**Work to complete**:
1. Update the Camel transaction text from "I need to be" to "resolved and initialised.", replacing "JMS connections" with "messaging connections".
2. In the Camel transaction text, which three classes did the writer examine while looking for a place to initialize the transaction manager?
3. According to the Camel transaction text, what purpose did the PlatformTransactionManager serve in the writer's solution?

**Provided text**:
■ ■ ■ ■ ■ ■ ■

I need to be able to put hooks into the route lifecycle at the following points:
During the route startup, I need to identify all JMS connections and enlist them as XA resources with the TM implementation
When a message is received at the consumer, I need to start a transaction including all the JMS connections in the route
When a routing decision is made, I need to send the message to the producer and commit the transaction
Given the above, I think I can implement a very simplified version of the camel-jms component which strips out all the Spring parts and only contains the bare minimum required to interact with my JMS libraries.
Where would be the best place to initialise the transaction manager? I've been looking at DefaultCamelContext, RoutePolicy and RouteContext but I can't find a place where all the endpoints are resolved and initialised.
I solved this problem by implementing the UserTransaction and TransactionManager interfaces and creating a PlatformTransactionManager which the Camel JMS component uses to create the DefaultMessageListenerContainer.

■ ■ ■ ■ ■ ■ ■

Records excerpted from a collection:
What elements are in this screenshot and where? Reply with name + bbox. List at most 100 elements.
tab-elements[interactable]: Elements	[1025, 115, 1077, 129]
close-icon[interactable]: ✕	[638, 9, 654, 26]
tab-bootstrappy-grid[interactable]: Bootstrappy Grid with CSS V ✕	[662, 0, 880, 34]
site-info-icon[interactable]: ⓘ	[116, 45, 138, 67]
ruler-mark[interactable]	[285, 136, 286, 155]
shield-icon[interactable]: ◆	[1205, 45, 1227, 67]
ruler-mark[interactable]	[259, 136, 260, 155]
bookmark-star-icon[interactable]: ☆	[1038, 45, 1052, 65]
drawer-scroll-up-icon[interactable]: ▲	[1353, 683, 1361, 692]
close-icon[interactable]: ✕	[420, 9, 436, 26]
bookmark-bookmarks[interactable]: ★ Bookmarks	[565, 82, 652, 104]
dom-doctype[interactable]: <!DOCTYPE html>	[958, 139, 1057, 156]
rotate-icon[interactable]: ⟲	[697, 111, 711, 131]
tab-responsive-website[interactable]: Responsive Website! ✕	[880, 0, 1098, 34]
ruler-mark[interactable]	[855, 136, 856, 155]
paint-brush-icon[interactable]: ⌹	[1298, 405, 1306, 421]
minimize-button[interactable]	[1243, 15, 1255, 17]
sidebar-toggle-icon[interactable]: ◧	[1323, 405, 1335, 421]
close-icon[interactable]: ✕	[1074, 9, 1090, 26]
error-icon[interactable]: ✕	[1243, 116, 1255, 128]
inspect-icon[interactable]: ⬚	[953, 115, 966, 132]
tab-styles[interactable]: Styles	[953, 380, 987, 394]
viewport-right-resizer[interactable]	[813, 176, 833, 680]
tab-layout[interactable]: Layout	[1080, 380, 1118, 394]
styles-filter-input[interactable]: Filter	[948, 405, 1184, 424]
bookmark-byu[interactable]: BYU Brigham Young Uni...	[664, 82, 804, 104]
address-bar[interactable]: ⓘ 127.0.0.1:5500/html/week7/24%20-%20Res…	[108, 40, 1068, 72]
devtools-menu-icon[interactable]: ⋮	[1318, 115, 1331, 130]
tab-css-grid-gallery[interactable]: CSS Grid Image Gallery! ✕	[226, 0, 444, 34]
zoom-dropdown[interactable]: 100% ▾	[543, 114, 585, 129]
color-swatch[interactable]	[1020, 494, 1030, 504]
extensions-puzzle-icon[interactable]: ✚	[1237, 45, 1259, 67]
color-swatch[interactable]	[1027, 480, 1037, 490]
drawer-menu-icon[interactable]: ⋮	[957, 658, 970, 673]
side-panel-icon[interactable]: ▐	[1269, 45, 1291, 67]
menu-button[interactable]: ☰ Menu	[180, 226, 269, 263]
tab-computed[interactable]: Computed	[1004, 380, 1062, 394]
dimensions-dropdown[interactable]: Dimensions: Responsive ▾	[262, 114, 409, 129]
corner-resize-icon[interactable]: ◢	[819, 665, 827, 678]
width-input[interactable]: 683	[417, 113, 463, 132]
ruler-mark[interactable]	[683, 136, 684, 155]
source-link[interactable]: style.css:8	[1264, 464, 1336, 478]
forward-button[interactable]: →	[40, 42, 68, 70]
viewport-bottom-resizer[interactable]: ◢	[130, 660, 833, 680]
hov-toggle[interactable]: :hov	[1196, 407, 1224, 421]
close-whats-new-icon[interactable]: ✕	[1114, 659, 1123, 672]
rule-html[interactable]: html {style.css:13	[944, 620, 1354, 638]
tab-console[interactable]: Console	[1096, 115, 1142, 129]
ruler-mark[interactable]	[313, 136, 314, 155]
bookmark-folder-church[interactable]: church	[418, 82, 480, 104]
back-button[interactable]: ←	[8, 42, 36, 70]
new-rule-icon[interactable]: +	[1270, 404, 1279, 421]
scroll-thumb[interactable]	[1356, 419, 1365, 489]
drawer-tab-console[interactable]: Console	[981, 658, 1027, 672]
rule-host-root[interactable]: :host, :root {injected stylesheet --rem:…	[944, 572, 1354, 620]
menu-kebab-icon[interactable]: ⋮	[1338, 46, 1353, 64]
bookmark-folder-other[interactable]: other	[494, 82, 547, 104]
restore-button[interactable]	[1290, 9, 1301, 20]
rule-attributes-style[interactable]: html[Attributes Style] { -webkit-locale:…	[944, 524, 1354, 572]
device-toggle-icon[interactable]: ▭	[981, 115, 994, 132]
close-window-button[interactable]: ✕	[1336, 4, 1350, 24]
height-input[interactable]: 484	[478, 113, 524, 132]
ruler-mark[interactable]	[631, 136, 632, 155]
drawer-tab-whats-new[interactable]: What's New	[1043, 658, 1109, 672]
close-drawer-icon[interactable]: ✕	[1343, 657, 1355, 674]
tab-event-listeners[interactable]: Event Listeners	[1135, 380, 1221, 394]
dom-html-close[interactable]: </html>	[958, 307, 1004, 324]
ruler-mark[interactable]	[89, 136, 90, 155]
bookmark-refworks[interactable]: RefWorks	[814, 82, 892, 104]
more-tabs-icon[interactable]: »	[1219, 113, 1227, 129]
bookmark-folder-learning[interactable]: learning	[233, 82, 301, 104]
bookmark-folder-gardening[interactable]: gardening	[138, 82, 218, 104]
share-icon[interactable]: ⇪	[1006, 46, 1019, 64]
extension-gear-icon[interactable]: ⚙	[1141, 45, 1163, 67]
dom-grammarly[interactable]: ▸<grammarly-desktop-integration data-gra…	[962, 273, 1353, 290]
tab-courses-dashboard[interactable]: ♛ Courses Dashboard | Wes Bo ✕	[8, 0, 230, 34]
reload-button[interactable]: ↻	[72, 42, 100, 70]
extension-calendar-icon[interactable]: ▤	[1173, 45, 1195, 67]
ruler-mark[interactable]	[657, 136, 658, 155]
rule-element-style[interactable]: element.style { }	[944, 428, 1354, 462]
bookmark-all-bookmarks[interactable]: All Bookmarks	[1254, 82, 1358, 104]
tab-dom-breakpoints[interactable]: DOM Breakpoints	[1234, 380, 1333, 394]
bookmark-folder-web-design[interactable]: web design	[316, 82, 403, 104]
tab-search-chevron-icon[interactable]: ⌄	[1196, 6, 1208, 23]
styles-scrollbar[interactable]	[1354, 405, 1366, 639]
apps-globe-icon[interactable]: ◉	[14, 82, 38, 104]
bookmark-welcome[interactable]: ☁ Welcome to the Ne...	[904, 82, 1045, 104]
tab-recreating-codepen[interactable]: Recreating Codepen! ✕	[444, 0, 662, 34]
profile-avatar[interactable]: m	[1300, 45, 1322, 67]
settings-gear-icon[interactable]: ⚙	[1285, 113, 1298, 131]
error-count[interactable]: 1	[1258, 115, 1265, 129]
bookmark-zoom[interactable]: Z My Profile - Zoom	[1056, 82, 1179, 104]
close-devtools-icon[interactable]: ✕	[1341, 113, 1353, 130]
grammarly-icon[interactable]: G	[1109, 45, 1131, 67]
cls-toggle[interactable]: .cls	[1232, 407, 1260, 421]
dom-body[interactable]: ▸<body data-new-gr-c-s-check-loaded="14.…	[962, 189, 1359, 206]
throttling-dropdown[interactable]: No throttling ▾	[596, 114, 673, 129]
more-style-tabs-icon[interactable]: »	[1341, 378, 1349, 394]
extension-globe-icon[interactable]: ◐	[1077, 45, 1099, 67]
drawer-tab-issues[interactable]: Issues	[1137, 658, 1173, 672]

■ ■ ■ ■ ■ ■ ■

**Answers to the exercise**:
1.
I need to be able to put hooks into the route lifecycle at the following points:
During the route startup, I need to identify all messaging connections and enlist them as XA resources with the TM implementation
When a message is received at the consumer, I need to start a transaction including all the messaging connections in the route
When a routing decision is made, I need to send the message to the producer and commit the transaction
Given the above, I think I can implement a very simplified version of the camel-jms component which strips out all the Spring parts and only contains the bare minimum required to interact with my JMS libraries.
Where would be the best place to initialise the transaction manager? I've been looking at DefaultCamelContext, RoutePolicy and RouteContext but I can't find a place where all the endpoints are resolved and initialised.

2. DefaultCamelContext, RoutePolicy and RouteContext.

3. The writer implemented the UserTransaction and TransactionManager interfaces and created a PlatformTransactionManager. The Camel JMS component uses that PlatformTransactionManager to create the DefaultMessageListenerContainer.